(Dataset records on visual material)
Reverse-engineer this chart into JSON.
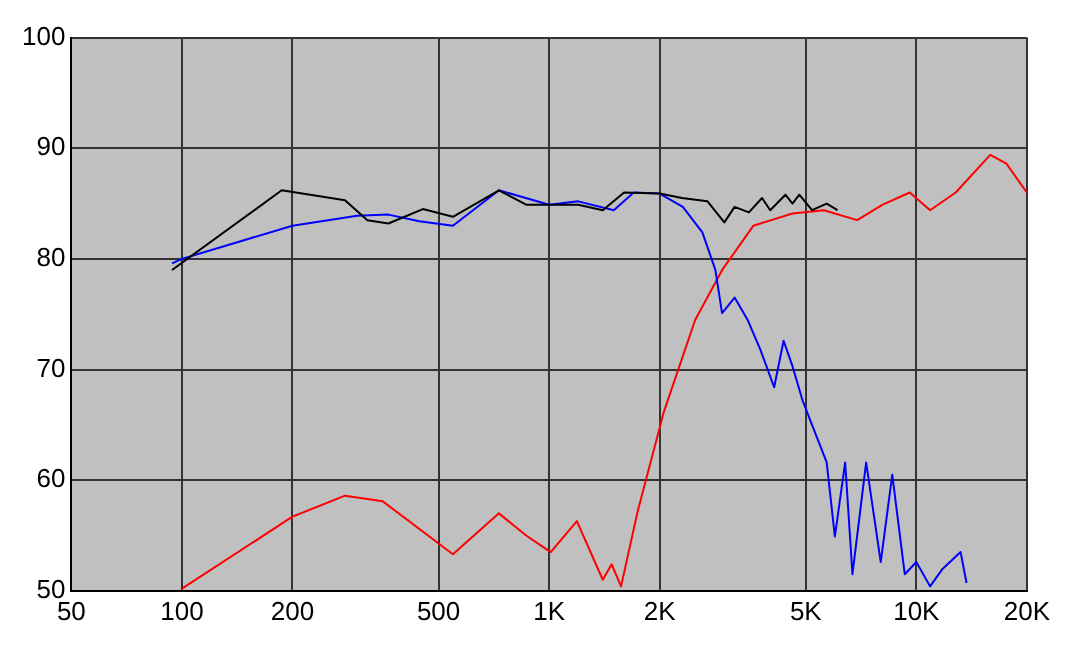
{
  "chart_data": {
    "type": "line",
    "log": "x",
    "grid": true,
    "marker": "none",
    "line_style": "solid",
    "xlim": [
      50,
      20000
    ],
    "ylim": [
      50,
      100
    ],
    "xticks": [
      50,
      100,
      200,
      500,
      {
        "value": 1000,
        "label": "1K"
      },
      {
        "value": 2000,
        "label": "2K"
      },
      {
        "value": 5000,
        "label": "5K"
      },
      {
        "value": 10000,
        "label": "10K"
      },
      {
        "value": 20000,
        "label": "20K"
      }
    ],
    "yticks": [
      50,
      60,
      70,
      80,
      90,
      100
    ],
    "series": [
      {
        "color": "#000000",
        "x": [
          94,
          187,
          278,
          320,
          365,
          453,
          547,
          730,
          866,
          1000,
          1200,
          1400,
          1600,
          2000,
          2300,
          2700,
          3000,
          3200,
          3500,
          3800,
          4000,
          4400,
          4600,
          4800,
          5200,
          5700,
          6100
        ],
        "values": [
          79,
          86.2,
          85.3,
          83.5,
          83.2,
          84.5,
          83.8,
          86.2,
          84.9,
          84.9,
          84.9,
          84.4,
          86,
          85.9,
          85.5,
          85.2,
          83.3,
          84.7,
          84.2,
          85.5,
          84.4,
          85.8,
          85,
          85.8,
          84.4,
          85,
          84.4
        ]
      },
      {
        "color": "#0000ff",
        "x": [
          94,
          100,
          200,
          300,
          365,
          443,
          547,
          730,
          866,
          1000,
          1200,
          1500,
          1700,
          2000,
          2313,
          2614,
          2836,
          2958,
          3200,
          3470,
          3770,
          4100,
          4350,
          4600,
          4900,
          5200,
          5700,
          6000,
          6400,
          6700,
          7300,
          8000,
          8600,
          9300,
          10000,
          10900,
          11800,
          13200,
          13700
        ],
        "values": [
          79.6,
          80,
          83,
          83.9,
          84,
          83.4,
          83,
          86.2,
          null,
          84.9,
          85.2,
          84.4,
          86,
          85.9,
          84.7,
          82.4,
          79,
          75.1,
          76.5,
          74.5,
          71.7,
          68.4,
          72.6,
          70.3,
          67.2,
          65,
          61.6,
          54.9,
          61.6,
          51.5,
          61.6,
          52.6,
          60.5,
          51.5,
          52.6,
          50.4,
          52,
          53.5,
          50.7
        ]
      },
      {
        "color": "#ff0000",
        "x": [
          100,
          200,
          278,
          352,
          547,
          730,
          866,
          1010,
          1190,
          1400,
          1480,
          1570,
          1740,
          2050,
          2500,
          2960,
          3600,
          4600,
          5600,
          6900,
          8100,
          9600,
          10900,
          12800,
          15900,
          17600,
          20000
        ],
        "values": [
          50.2,
          56.7,
          58.6,
          58.1,
          53.3,
          57,
          55,
          53.5,
          56.3,
          51,
          52.4,
          50.4,
          57.1,
          66.1,
          74.5,
          79,
          83,
          84.1,
          84.4,
          83.5,
          84.9,
          86,
          84.4,
          86,
          89.4,
          88.6,
          86
        ]
      }
    ]
  }
}
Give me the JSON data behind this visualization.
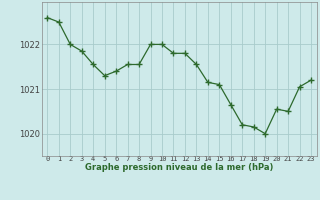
{
  "hours": [
    0,
    1,
    2,
    3,
    4,
    5,
    6,
    7,
    8,
    9,
    10,
    11,
    12,
    13,
    14,
    15,
    16,
    17,
    18,
    19,
    20,
    21,
    22,
    23
  ],
  "pressure": [
    1022.6,
    1022.5,
    1022.0,
    1021.85,
    1021.55,
    1021.3,
    1021.4,
    1021.55,
    1021.55,
    1022.0,
    1022.0,
    1021.8,
    1021.8,
    1021.55,
    1021.15,
    1021.1,
    1020.65,
    1020.2,
    1020.15,
    1020.0,
    1020.55,
    1020.5,
    1021.05,
    1021.2
  ],
  "line_color": "#2d6a2d",
  "marker_color": "#2d6a2d",
  "bg_color": "#ceeaea",
  "grid_color": "#a8cccc",
  "xlabel": "Graphe pression niveau de la mer (hPa)",
  "xlabel_color": "#2d6a2d",
  "ytick_labels": [
    "1020",
    "1021",
    "1022"
  ],
  "ytick_values": [
    1020,
    1021,
    1022
  ],
  "ylim": [
    1019.5,
    1022.95
  ],
  "xlim": [
    -0.5,
    23.5
  ]
}
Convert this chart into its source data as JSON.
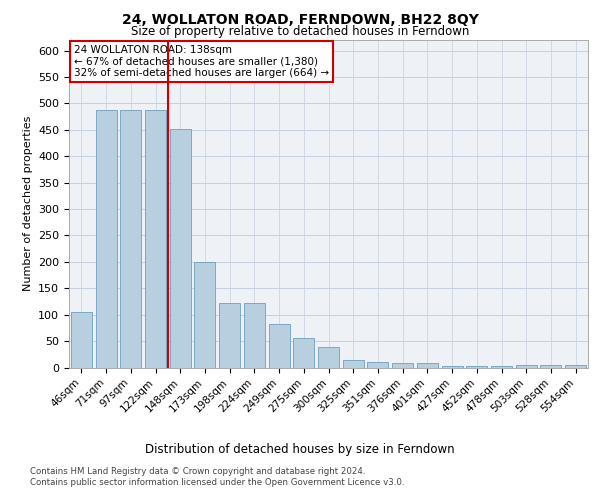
{
  "title1": "24, WOLLATON ROAD, FERNDOWN, BH22 8QY",
  "title2": "Size of property relative to detached houses in Ferndown",
  "xlabel": "Distribution of detached houses by size in Ferndown",
  "ylabel": "Number of detached properties",
  "categories": [
    "46sqm",
    "71sqm",
    "97sqm",
    "122sqm",
    "148sqm",
    "173sqm",
    "198sqm",
    "224sqm",
    "249sqm",
    "275sqm",
    "300sqm",
    "325sqm",
    "351sqm",
    "376sqm",
    "401sqm",
    "427sqm",
    "452sqm",
    "478sqm",
    "503sqm",
    "528sqm",
    "554sqm"
  ],
  "bar_values": [
    105,
    487,
    487,
    487,
    452,
    200,
    122,
    122,
    82,
    55,
    38,
    15,
    10,
    8,
    8,
    2,
    2,
    2,
    5,
    5,
    5
  ],
  "bar_color": "#b8cfe0",
  "bar_edge_color": "#6a9fc0",
  "vline_color": "#cc0000",
  "vline_index": 3.5,
  "annotation_line1": "24 WOLLATON ROAD: 138sqm",
  "annotation_line2": "← 67% of detached houses are smaller (1,380)",
  "annotation_line3": "32% of semi-detached houses are larger (664) →",
  "box_edge_color": "#cc0000",
  "ylim_max": 620,
  "yticks": [
    0,
    50,
    100,
    150,
    200,
    250,
    300,
    350,
    400,
    450,
    500,
    550,
    600
  ],
  "footer1": "Contains HM Land Registry data © Crown copyright and database right 2024.",
  "footer2": "Contains public sector information licensed under the Open Government Licence v3.0.",
  "bg_color": "#eef2f7",
  "grid_color": "#c5cfe0"
}
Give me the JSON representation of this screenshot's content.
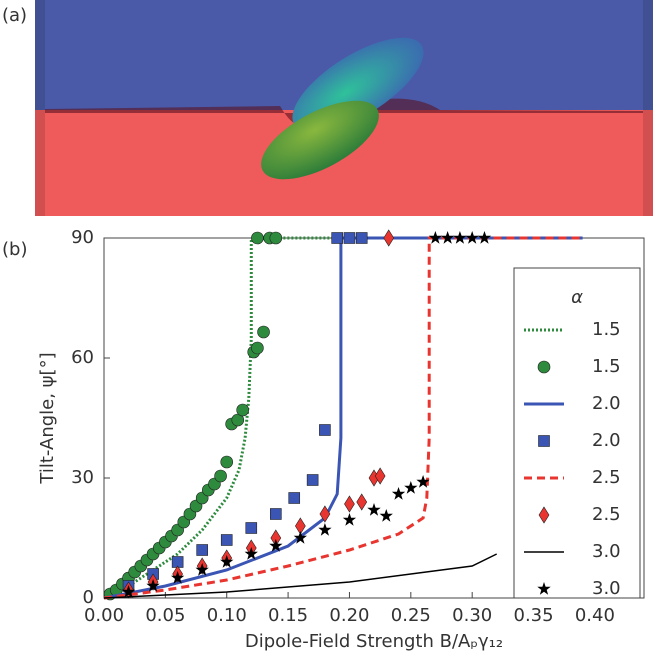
{
  "panel_labels": [
    "(a)",
    "(b)"
  ],
  "chart_data": {
    "type": "line",
    "xlabel": "Dipole-Field Strength B/Aₚγ₁₂",
    "ylabel": "Tilt-Angle, ψ[°]",
    "xlim": [
      0,
      0.44
    ],
    "ylim": [
      0,
      90
    ],
    "xticks": [
      {
        "value": 0,
        "label": "0.00"
      },
      {
        "value": 0.05,
        "label": "0.05"
      },
      {
        "value": 0.1,
        "label": "0.10"
      },
      {
        "value": 0.15,
        "label": "0.15"
      },
      {
        "value": 0.2,
        "label": "0.20"
      },
      {
        "value": 0.25,
        "label": "0.25"
      },
      {
        "value": 0.3,
        "label": "0.30"
      },
      {
        "value": 0.35,
        "label": "0.35"
      },
      {
        "value": 0.4,
        "label": "0.40"
      }
    ],
    "yticks": [
      0,
      30,
      60,
      90
    ],
    "legend_title": "α",
    "legend": "right",
    "series": [
      {
        "name": "1.5",
        "color": "#2e8b3e",
        "style": "dotted",
        "x": [
          0,
          0.02,
          0.04,
          0.06,
          0.08,
          0.1,
          0.11,
          0.115,
          0.118,
          0.12,
          0.12,
          0.39
        ],
        "values": [
          0,
          3,
          7,
          11,
          17,
          25,
          32,
          40,
          50,
          65,
          90,
          90
        ]
      },
      {
        "name": "1.5",
        "color": "#2e8b3e",
        "marker": "circle",
        "x": [
          0.005,
          0.01,
          0.015,
          0.02,
          0.025,
          0.03,
          0.035,
          0.04,
          0.045,
          0.05,
          0.055,
          0.06,
          0.065,
          0.07,
          0.075,
          0.08,
          0.085,
          0.09,
          0.095,
          0.1,
          0.104,
          0.109,
          0.113,
          0.122,
          0.125,
          0.13,
          0.125,
          0.135,
          0.14
        ],
        "values": [
          1,
          2,
          3.5,
          5,
          6.5,
          8,
          9.5,
          11,
          12.5,
          14,
          15.5,
          17,
          19,
          21,
          23,
          25,
          27,
          28.5,
          30.5,
          34,
          43.5,
          44.5,
          47,
          61.5,
          62.5,
          66.5,
          90,
          90,
          90
        ]
      },
      {
        "name": "2.0",
        "color": "#3a55b4",
        "style": "solid",
        "x": [
          0,
          0.05,
          0.1,
          0.15,
          0.18,
          0.19,
          0.193,
          0.193,
          0.39
        ],
        "values": [
          0,
          3,
          7,
          13,
          20,
          26,
          40,
          90,
          90
        ]
      },
      {
        "name": "2.0",
        "color": "#3a55b4",
        "marker": "square",
        "x": [
          0.02,
          0.04,
          0.06,
          0.08,
          0.1,
          0.12,
          0.14,
          0.155,
          0.17,
          0.18,
          0.19,
          0.2,
          0.21
        ],
        "values": [
          3,
          6,
          9,
          12,
          14.5,
          17.5,
          21,
          25,
          29.5,
          42,
          90,
          90,
          90
        ]
      },
      {
        "name": "2.5",
        "color": "#e8352f",
        "style": "dashed",
        "x": [
          0,
          0.05,
          0.1,
          0.15,
          0.2,
          0.24,
          0.26,
          0.263,
          0.265,
          0.265,
          0.39
        ],
        "values": [
          0,
          2,
          4.5,
          8,
          12,
          16,
          20,
          25,
          40,
          90,
          90
        ]
      },
      {
        "name": "2.5",
        "color": "#e8352f",
        "marker": "diamond",
        "x": [
          0.02,
          0.04,
          0.06,
          0.08,
          0.1,
          0.12,
          0.14,
          0.16,
          0.18,
          0.2,
          0.21,
          0.22,
          0.225,
          0.232
        ],
        "values": [
          2,
          4,
          6,
          8,
          10,
          12.5,
          15,
          18,
          21,
          23.5,
          24,
          30,
          30.5,
          90
        ]
      },
      {
        "name": "3.0",
        "color": "#000000",
        "style": "solid",
        "x": [
          0,
          0.1,
          0.2,
          0.3,
          0.32
        ],
        "values": [
          0,
          1.5,
          4,
          8,
          11
        ]
      },
      {
        "name": "3.0",
        "color": "#000000",
        "marker": "star",
        "x": [
          0.02,
          0.04,
          0.06,
          0.08,
          0.1,
          0.12,
          0.14,
          0.16,
          0.18,
          0.2,
          0.22,
          0.23,
          0.24,
          0.25,
          0.26,
          0.27,
          0.28,
          0.29,
          0.3,
          0.31
        ],
        "values": [
          1.5,
          3,
          5,
          7,
          9,
          11,
          13,
          15,
          17,
          19.5,
          22,
          20.5,
          26,
          27.5,
          29,
          90,
          90,
          90,
          90,
          90
        ]
      }
    ]
  }
}
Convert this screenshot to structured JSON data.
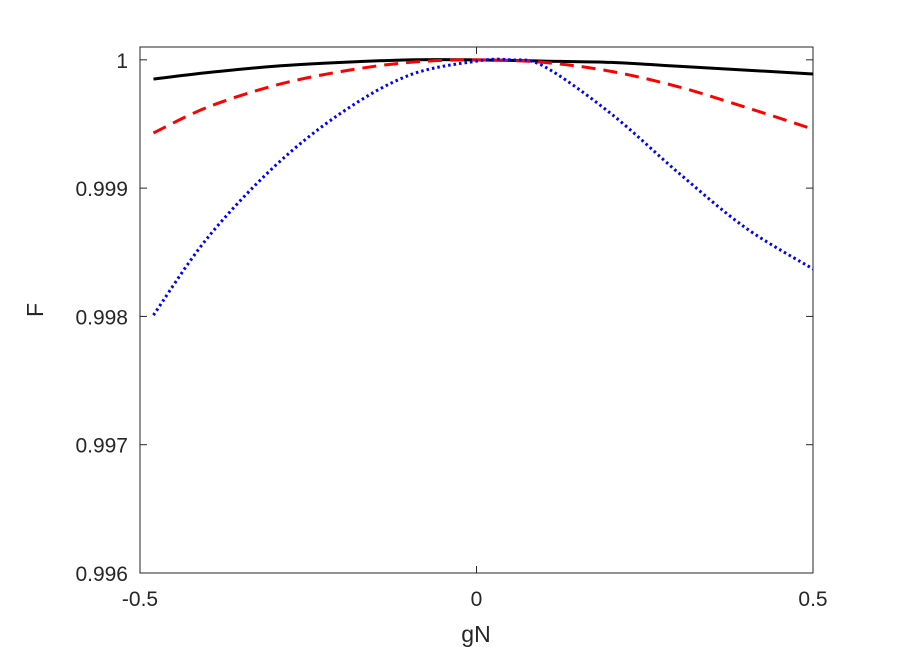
{
  "chart_data": {
    "type": "line",
    "title": "",
    "xlabel": "gN",
    "ylabel": "F",
    "xlim": [
      -0.5,
      0.5
    ],
    "ylim": [
      0.996,
      1.0001
    ],
    "xticks": [
      -0.5,
      0,
      0.5
    ],
    "xtick_labels": [
      "-0.5",
      "0",
      "0.5"
    ],
    "yticks": [
      0.996,
      0.997,
      0.998,
      0.999,
      1
    ],
    "ytick_labels": [
      "0.996",
      "0.997",
      "0.998",
      "0.999",
      "1"
    ],
    "grid": false,
    "legend": "none",
    "series": [
      {
        "color": "#000000",
        "style": "solid",
        "x": [
          -0.48,
          -0.4,
          -0.3,
          -0.2,
          -0.1,
          0,
          0.1,
          0.2,
          0.3,
          0.4,
          0.5
        ],
        "y": [
          0.99985,
          0.9999,
          0.99995,
          0.99998,
          1.0,
          1.0,
          0.99999,
          0.99998,
          0.99995,
          0.99992,
          0.99989
        ]
      },
      {
        "color": "#ff0000",
        "style": "dashed",
        "x": [
          -0.48,
          -0.4,
          -0.3,
          -0.2,
          -0.1,
          0,
          0.1,
          0.2,
          0.3,
          0.4,
          0.5
        ],
        "y": [
          0.99943,
          0.99963,
          0.9998,
          0.99991,
          0.99998,
          1.0,
          0.99998,
          0.99991,
          0.99979,
          0.99963,
          0.99946
        ]
      },
      {
        "color": "#0000ff",
        "style": "dotted",
        "x": [
          -0.48,
          -0.4,
          -0.3,
          -0.2,
          -0.1,
          0,
          0.05,
          0.1,
          0.2,
          0.3,
          0.4,
          0.5
        ],
        "y": [
          0.99801,
          0.99861,
          0.99917,
          0.99959,
          0.99988,
          0.99999,
          1.0,
          0.99995,
          0.99958,
          0.99912,
          0.99869,
          0.99837
        ]
      }
    ]
  }
}
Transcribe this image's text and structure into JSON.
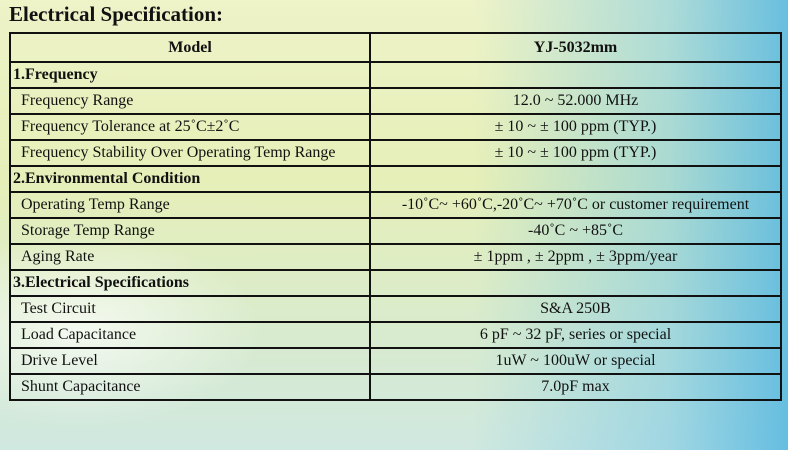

Task requirements: Report each line in the data that holds the word "Give".

Answer to this exercise:
Give me the JSON data behind this visualization.
Give me the JSON representation of this screenshot's content.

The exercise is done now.